Required work:
Can you reproduce the data beneath, keeping every line exact?

____________

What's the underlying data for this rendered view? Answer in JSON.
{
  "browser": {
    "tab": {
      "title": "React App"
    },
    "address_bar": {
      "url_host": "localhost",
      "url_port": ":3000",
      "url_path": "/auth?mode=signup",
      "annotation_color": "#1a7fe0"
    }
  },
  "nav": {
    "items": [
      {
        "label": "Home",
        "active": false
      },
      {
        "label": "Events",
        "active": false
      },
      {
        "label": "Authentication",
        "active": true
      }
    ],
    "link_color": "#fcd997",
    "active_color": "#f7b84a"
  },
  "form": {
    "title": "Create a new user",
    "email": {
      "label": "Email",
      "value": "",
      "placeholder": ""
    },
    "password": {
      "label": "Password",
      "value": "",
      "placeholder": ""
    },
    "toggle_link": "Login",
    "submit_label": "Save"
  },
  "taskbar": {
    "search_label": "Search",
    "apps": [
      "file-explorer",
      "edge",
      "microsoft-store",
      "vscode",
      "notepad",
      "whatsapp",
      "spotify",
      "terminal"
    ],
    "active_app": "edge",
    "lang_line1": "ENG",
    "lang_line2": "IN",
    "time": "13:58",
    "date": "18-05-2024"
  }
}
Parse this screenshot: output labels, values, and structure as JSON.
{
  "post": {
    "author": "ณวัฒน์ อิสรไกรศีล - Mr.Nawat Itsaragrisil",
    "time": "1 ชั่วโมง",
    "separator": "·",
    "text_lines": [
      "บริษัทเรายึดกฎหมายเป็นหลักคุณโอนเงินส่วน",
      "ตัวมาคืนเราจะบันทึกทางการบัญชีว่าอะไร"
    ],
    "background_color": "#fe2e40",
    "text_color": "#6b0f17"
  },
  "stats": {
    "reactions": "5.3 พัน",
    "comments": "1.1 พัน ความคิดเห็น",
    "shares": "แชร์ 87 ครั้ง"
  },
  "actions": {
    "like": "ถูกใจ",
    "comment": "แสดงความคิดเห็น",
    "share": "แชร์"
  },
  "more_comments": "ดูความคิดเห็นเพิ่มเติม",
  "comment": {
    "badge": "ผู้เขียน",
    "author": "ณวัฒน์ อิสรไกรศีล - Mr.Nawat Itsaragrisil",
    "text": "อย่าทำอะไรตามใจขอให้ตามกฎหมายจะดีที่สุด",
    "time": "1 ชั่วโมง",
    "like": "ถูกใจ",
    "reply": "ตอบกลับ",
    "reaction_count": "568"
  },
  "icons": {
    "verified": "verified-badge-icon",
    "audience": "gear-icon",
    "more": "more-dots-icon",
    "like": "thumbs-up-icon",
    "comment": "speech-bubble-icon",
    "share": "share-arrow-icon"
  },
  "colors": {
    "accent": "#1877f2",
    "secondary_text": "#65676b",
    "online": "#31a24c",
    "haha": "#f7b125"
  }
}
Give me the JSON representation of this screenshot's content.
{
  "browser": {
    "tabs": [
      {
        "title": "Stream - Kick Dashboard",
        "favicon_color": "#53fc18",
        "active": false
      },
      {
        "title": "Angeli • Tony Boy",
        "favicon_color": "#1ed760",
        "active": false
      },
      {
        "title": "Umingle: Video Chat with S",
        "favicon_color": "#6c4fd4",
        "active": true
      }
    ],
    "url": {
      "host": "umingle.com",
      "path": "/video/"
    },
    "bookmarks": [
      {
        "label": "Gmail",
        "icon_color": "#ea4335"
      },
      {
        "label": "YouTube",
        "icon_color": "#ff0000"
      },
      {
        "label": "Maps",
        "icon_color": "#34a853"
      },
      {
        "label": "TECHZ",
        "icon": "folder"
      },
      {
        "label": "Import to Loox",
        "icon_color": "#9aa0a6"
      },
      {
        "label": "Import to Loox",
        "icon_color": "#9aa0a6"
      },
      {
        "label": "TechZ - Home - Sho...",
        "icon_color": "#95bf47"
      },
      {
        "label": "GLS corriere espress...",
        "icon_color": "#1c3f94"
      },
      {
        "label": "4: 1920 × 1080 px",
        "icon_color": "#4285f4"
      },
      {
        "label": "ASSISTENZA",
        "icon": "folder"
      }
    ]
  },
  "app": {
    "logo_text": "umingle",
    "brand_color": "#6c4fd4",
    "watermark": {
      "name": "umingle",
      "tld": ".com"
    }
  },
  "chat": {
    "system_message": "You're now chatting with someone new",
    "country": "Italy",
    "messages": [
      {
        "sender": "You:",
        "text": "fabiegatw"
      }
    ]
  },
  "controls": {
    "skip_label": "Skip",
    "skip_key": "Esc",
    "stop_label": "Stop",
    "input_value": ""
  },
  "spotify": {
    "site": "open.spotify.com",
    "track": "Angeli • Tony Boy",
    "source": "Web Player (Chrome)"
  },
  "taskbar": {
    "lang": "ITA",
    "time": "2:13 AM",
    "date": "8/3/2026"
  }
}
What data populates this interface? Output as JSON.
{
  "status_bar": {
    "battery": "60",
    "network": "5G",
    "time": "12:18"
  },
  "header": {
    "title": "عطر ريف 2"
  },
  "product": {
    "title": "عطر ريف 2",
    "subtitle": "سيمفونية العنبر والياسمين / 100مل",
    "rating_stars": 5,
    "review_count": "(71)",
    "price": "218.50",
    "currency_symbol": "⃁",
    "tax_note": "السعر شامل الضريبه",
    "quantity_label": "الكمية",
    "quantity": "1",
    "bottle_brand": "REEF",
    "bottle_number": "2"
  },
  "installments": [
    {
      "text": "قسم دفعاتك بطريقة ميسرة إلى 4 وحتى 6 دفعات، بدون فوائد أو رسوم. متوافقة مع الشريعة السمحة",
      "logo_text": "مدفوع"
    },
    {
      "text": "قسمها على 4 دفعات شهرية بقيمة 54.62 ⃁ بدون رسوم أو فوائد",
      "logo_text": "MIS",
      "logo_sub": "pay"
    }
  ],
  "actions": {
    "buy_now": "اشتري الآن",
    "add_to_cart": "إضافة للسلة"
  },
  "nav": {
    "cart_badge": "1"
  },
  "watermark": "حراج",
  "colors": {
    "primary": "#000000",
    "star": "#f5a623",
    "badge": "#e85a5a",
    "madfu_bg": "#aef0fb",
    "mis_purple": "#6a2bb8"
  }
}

____________

Written answer:
What's the underlying data for this rendered view? Answer in JSON.
{
  "browser": {
    "tab": {
      "title": "React App"
    },
    "address_bar": {
      "url_host": "localhost",
      "url_port": ":3000",
      "url_path": "/auth?mode=signup",
      "annotation_color": "#1a7fe0"
    }
  },
  "nav": {
    "items": [
      {
        "label": "Home",
        "active": false
      },
      {
        "label": "Events",
        "active": false
      },
      {
        "label": "Authentication",
        "active": true
      }
    ],
    "link_color": "#fcd997",
    "active_color": "#f7b84a"
  },
  "form": {
    "title": "Create a new user",
    "email": {
      "label": "Email",
      "value": "",
      "placeholder": ""
    },
    "password": {
      "label": "Password",
      "value": "",
      "placeholder": ""
    },
    "toggle_link": "Login",
    "submit_label": "Save"
  },
  "taskbar": {
    "search_label": "Search",
    "apps": [
      "file-explorer",
      "edge",
      "microsoft-store",
      "vscode",
      "notepad",
      "whatsapp",
      "spotify",
      "terminal"
    ],
    "active_app": "edge",
    "lang_line1": "ENG",
    "lang_line2": "IN",
    "time": "13:58",
    "date": "18-05-2024"
  }
}
Parse this screenshot: output labels, values, and structure as JSON.
{
  "post": {
    "author": "ณวัฒน์ อิสรไกรศีล - Mr.Nawat Itsaragrisil",
    "time": "1 ชั่วโมง",
    "separator": "·",
    "text_lines": [
      "บริษัทเรายึดกฎหมายเป็นหลักคุณโอนเงินส่วน",
      "ตัวมาคืนเราจะบันทึกทางการบัญชีว่าอะไร"
    ],
    "background_color": "#fe2e40",
    "text_color": "#6b0f17"
  },
  "stats": {
    "reactions": "5.3 พัน",
    "comments": "1.1 พัน ความคิดเห็น",
    "shares": "แชร์ 87 ครั้ง"
  },
  "actions": {
    "like": "ถูกใจ",
    "comment": "แสดงความคิดเห็น",
    "share": "แชร์"
  },
  "more_comments": "ดูความคิดเห็นเพิ่มเติม",
  "comment": {
    "badge": "ผู้เขียน",
    "author": "ณวัฒน์ อิสรไกรศีล - Mr.Nawat Itsaragrisil",
    "text": "อย่าทำอะไรตามใจขอให้ตามกฎหมายจะดีที่สุด",
    "time": "1 ชั่วโมง",
    "like": "ถูกใจ",
    "reply": "ตอบกลับ",
    "reaction_count": "568"
  },
  "icons": {
    "verified": "verified-badge-icon",
    "audience": "gear-icon",
    "more": "more-dots-icon",
    "like": "thumbs-up-icon",
    "comment": "speech-bubble-icon",
    "share": "share-arrow-icon"
  },
  "colors": {
    "accent": "#1877f2",
    "secondary_text": "#65676b",
    "online": "#31a24c",
    "haha": "#f7b125"
  }
}
Give me the JSON representation of this screenshot's content.
{
  "browser": {
    "tabs": [
      {
        "title": "Stream - Kick Dashboard",
        "favicon_color": "#53fc18",
        "active": false
      },
      {
        "title": "Angeli • Tony Boy",
        "favicon_color": "#1ed760",
        "active": false
      },
      {
        "title": "Umingle: Video Chat with S",
        "favicon_color": "#6c4fd4",
        "active": true
      }
    ],
    "url": {
      "host": "umingle.com",
      "path": "/video/"
    },
    "bookmarks": [
      {
        "label": "Gmail",
        "icon_color": "#ea4335"
      },
      {
        "label": "YouTube",
        "icon_color": "#ff0000"
      },
      {
        "label": "Maps",
        "icon_color": "#34a853"
      },
      {
        "label": "TECHZ",
        "icon": "folder"
      },
      {
        "label": "Import to Loox",
        "icon_color": "#9aa0a6"
      },
      {
        "label": "Import to Loox",
        "icon_color": "#9aa0a6"
      },
      {
        "label": "TechZ - Home - Sho...",
        "icon_color": "#95bf47"
      },
      {
        "label": "GLS corriere espress...",
        "icon_color": "#1c3f94"
      },
      {
        "label": "4: 1920 × 1080 px",
        "icon_color": "#4285f4"
      },
      {
        "label": "ASSISTENZA",
        "icon": "folder"
      }
    ]
  },
  "app": {
    "logo_text": "umingle",
    "brand_color": "#6c4fd4",
    "watermark": {
      "name": "umingle",
      "tld": ".com"
    }
  },
  "chat": {
    "system_message": "You're now chatting with someone new",
    "country": "Italy",
    "messages": [
      {
        "sender": "You:",
        "text": "fabiegatw"
      }
    ]
  },
  "controls": {
    "skip_label": "Skip",
    "skip_key": "Esc",
    "stop_label": "Stop",
    "input_value": ""
  },
  "spotify": {
    "site": "open.spotify.com",
    "track": "Angeli • Tony Boy",
    "source": "Web Player (Chrome)"
  },
  "taskbar": {
    "lang": "ITA",
    "time": "2:13 AM",
    "date": "8/3/2026"
  }
}
What data populates this interface? Output as JSON.
{
  "status_bar": {
    "battery": "60",
    "network": "5G",
    "time": "12:18"
  },
  "header": {
    "title": "عطر ريف 2"
  },
  "product": {
    "title": "عطر ريف 2",
    "subtitle": "سيمفونية العنبر والياسمين / 100مل",
    "rating_stars": 5,
    "review_count": "(71)",
    "price": "218.50",
    "currency_symbol": "⃁",
    "tax_note": "السعر شامل الضريبه",
    "quantity_label": "الكمية",
    "quantity": "1",
    "bottle_brand": "REEF",
    "bottle_number": "2"
  },
  "installments": [
    {
      "text": "قسم دفعاتك بطريقة ميسرة إلى 4 وحتى 6 دفعات، بدون فوائد أو رسوم. متوافقة مع الشريعة السمحة",
      "logo_text": "مدفوع"
    },
    {
      "text": "قسمها على 4 دفعات شهرية بقيمة 54.62 ⃁ بدون رسوم أو فوائد",
      "logo_text": "MIS",
      "logo_sub": "pay"
    }
  ],
  "actions": {
    "buy_now": "اشتري الآن",
    "add_to_cart": "إضافة للسلة"
  },
  "nav": {
    "cart_badge": "1"
  },
  "watermark": "حراج",
  "colors": {
    "primary": "#000000",
    "star": "#f5a623",
    "badge": "#e85a5a",
    "madfu_bg": "#aef0fb",
    "mis_purple": "#6a2bb8"
  }
}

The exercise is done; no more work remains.